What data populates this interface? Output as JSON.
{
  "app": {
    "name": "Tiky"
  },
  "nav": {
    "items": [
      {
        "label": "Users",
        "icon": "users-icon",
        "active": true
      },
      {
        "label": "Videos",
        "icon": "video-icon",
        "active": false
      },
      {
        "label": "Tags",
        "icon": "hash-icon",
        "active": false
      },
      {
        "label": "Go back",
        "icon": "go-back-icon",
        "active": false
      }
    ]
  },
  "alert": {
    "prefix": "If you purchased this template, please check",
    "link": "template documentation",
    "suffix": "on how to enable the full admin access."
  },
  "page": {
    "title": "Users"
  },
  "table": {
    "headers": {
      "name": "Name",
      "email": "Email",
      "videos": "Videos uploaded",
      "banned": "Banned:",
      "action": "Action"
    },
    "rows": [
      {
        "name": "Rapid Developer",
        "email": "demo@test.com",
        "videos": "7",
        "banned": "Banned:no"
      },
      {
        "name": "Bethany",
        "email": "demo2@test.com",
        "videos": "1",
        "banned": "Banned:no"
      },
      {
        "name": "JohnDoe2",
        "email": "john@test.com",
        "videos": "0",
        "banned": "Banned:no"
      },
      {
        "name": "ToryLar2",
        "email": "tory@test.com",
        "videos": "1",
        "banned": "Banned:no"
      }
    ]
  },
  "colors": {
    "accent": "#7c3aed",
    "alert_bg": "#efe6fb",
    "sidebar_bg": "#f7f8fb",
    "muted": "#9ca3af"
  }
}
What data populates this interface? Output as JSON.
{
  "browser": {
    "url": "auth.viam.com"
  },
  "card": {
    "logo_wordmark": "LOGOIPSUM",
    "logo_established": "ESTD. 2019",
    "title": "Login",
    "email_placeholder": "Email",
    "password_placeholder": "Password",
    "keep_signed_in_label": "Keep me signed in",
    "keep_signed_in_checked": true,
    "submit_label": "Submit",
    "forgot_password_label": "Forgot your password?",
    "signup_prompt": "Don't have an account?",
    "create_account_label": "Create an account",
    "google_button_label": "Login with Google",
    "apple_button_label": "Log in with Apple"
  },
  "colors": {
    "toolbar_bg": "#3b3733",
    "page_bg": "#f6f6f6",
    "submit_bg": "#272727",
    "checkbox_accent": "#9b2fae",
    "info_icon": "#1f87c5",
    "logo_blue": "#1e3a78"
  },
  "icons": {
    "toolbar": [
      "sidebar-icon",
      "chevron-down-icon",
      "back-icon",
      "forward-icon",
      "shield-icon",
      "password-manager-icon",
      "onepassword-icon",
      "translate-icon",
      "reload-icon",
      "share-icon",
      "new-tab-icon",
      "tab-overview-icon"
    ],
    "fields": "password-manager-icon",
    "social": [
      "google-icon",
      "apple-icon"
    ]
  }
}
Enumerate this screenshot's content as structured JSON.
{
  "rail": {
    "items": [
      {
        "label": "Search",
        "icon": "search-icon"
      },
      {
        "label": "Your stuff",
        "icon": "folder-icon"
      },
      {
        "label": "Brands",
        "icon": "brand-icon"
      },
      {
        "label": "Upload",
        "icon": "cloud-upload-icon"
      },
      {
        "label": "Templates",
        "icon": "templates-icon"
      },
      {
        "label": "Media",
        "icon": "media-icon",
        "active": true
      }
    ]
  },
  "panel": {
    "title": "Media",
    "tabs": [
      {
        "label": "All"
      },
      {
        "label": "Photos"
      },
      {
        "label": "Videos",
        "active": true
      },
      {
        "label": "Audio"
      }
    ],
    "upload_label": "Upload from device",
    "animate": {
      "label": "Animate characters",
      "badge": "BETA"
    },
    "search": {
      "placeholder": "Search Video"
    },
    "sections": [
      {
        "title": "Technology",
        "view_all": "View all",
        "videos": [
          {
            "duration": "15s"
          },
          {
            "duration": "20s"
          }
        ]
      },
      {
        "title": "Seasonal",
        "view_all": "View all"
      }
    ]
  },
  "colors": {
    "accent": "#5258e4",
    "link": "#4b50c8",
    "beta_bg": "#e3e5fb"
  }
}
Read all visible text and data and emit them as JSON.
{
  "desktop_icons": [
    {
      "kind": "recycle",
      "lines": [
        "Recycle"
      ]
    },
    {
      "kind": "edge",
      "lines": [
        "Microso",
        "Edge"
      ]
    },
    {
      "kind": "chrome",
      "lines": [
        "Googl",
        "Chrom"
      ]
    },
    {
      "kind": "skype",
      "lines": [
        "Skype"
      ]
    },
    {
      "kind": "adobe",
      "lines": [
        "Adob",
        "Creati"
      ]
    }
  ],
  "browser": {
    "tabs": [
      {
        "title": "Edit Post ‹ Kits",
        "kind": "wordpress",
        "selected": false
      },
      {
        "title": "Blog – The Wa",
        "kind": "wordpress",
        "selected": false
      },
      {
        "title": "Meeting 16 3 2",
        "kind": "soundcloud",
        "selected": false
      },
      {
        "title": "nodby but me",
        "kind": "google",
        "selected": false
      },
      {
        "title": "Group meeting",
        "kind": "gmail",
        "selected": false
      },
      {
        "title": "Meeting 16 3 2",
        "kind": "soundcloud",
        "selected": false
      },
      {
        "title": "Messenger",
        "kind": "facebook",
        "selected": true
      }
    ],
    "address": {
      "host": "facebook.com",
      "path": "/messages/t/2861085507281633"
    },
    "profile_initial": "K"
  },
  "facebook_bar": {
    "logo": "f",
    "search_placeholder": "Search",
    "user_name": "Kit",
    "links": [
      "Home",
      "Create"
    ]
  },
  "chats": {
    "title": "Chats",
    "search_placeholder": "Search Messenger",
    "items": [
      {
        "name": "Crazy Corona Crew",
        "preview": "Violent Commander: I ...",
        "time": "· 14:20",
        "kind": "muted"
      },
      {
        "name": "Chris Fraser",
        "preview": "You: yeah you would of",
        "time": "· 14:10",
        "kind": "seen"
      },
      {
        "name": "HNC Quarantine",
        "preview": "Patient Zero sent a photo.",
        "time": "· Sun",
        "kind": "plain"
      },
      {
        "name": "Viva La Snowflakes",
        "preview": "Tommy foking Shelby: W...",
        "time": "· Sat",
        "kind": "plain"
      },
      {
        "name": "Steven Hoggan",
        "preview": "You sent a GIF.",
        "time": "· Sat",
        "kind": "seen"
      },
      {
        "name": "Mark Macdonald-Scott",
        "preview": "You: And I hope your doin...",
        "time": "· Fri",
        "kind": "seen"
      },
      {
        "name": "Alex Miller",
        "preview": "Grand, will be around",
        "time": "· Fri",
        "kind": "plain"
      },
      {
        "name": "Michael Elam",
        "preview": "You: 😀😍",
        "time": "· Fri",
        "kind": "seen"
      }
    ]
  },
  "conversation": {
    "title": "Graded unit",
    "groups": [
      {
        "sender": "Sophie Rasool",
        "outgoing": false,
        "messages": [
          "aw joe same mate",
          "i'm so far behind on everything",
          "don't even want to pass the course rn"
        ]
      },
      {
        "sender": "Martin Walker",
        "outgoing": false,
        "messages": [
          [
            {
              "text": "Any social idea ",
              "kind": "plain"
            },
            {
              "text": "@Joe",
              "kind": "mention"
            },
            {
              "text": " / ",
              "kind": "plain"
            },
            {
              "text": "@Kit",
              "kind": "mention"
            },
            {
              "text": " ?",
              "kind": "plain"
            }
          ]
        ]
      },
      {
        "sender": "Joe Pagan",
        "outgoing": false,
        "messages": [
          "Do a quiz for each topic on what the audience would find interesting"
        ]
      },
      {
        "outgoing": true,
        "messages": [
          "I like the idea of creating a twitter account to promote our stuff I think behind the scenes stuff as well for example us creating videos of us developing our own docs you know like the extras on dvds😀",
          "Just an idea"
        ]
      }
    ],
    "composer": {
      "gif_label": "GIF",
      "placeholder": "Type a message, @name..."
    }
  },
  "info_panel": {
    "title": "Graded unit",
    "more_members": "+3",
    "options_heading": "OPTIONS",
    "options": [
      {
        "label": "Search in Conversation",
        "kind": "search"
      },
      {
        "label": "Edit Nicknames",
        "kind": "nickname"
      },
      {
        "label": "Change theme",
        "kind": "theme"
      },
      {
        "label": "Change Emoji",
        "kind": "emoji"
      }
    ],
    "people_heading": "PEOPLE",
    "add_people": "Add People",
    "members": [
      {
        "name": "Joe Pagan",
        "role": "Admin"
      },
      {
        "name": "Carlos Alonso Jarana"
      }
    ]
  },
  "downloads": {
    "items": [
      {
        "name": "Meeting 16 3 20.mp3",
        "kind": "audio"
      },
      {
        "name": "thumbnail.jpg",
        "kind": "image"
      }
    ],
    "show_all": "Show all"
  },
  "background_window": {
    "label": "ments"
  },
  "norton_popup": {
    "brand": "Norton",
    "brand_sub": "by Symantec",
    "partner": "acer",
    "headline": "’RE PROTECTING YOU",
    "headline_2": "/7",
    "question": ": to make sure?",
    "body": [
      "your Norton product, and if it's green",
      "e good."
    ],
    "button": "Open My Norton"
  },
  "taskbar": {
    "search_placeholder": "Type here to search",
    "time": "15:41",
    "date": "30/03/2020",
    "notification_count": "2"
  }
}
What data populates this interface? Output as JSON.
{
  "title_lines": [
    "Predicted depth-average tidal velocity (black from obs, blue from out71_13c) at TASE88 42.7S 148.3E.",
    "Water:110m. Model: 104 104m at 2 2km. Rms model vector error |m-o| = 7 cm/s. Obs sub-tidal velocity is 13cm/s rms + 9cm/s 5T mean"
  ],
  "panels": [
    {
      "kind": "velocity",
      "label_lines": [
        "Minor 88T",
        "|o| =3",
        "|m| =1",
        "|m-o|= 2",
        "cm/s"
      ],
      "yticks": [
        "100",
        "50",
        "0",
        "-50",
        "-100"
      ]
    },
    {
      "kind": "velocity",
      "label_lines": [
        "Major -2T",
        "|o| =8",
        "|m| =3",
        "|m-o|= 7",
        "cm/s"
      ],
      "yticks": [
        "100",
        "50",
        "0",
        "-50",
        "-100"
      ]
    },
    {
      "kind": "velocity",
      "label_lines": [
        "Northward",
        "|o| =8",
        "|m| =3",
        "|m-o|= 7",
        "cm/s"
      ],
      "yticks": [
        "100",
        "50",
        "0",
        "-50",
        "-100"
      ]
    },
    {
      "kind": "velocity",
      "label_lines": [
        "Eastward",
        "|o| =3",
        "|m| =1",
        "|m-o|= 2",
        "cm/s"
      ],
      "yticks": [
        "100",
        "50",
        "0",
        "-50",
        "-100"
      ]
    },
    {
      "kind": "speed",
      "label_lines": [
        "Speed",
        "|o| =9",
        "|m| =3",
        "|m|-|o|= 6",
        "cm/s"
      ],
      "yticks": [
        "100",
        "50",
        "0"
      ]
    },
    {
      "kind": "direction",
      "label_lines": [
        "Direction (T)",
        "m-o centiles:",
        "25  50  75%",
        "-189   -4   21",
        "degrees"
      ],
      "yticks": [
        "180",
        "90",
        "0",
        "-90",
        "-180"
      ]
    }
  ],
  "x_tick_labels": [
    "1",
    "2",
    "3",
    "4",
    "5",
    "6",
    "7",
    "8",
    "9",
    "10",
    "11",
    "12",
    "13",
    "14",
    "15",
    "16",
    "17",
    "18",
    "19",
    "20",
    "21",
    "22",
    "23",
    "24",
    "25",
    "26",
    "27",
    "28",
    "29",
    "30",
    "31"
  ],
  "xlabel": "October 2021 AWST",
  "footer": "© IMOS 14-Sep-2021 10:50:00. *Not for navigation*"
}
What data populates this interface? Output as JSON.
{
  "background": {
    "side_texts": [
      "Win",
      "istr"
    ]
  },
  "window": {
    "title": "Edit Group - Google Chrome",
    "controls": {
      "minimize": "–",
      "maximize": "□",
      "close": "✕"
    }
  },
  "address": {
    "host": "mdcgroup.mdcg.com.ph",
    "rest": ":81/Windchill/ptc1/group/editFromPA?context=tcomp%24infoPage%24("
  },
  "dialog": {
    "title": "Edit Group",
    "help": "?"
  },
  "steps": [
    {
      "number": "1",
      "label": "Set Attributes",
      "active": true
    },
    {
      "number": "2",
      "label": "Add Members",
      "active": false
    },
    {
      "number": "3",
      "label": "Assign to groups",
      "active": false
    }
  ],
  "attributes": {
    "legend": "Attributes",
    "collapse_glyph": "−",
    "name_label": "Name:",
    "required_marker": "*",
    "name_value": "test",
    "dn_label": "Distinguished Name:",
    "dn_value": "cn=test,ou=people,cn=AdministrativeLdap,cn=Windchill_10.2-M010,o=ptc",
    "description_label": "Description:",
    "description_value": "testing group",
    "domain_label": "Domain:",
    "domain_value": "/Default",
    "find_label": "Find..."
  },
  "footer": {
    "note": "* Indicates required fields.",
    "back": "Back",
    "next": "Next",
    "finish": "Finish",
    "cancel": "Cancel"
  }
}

Task description ->
Show every line from the listing above in which the string "preview" appears.

Output of the task ->
        "preview": "Violent Commander: I ...",
        "preview": "You: yeah you would of",
        "preview": "Patient Zero sent a photo.",
        "preview": "Tommy foking Shelby: W...",
        "preview": "You sent a GIF.",
        "preview": "You: And I hope your doin...",
        "preview": "Grand, will be around",
        "preview": "You: 😀😍",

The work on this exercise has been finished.